_GIVEN REQUEST_:
Scan the data. Collect each line that contains the word "document".

_ENTRIES SHOWN_:
--
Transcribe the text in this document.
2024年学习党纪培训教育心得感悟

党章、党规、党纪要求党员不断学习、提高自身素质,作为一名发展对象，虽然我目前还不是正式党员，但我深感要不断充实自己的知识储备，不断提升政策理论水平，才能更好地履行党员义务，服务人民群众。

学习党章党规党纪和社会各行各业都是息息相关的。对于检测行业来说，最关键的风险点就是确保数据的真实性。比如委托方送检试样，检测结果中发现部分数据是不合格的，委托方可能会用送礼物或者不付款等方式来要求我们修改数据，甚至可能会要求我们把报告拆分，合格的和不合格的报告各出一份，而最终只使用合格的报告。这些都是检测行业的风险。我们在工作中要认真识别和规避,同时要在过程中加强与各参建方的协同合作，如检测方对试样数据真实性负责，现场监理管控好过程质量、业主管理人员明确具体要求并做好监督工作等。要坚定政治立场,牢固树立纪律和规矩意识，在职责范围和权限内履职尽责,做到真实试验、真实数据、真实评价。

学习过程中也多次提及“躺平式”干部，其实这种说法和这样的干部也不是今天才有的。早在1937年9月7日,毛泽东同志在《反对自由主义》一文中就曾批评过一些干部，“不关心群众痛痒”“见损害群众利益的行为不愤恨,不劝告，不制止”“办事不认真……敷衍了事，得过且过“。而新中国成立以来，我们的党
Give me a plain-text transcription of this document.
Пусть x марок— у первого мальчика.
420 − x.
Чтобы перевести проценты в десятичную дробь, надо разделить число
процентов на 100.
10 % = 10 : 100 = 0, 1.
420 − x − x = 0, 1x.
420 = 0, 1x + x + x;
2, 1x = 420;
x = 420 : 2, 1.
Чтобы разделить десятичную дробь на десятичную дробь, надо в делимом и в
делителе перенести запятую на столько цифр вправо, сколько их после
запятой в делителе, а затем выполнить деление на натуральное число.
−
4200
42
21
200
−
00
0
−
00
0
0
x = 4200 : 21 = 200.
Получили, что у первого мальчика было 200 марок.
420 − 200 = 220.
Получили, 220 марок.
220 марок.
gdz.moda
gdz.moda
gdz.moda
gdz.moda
--
_SOLUTION TO THIS PROBLEM_:
Transcribe the text in this document.
Give me a plain-text transcription of this document.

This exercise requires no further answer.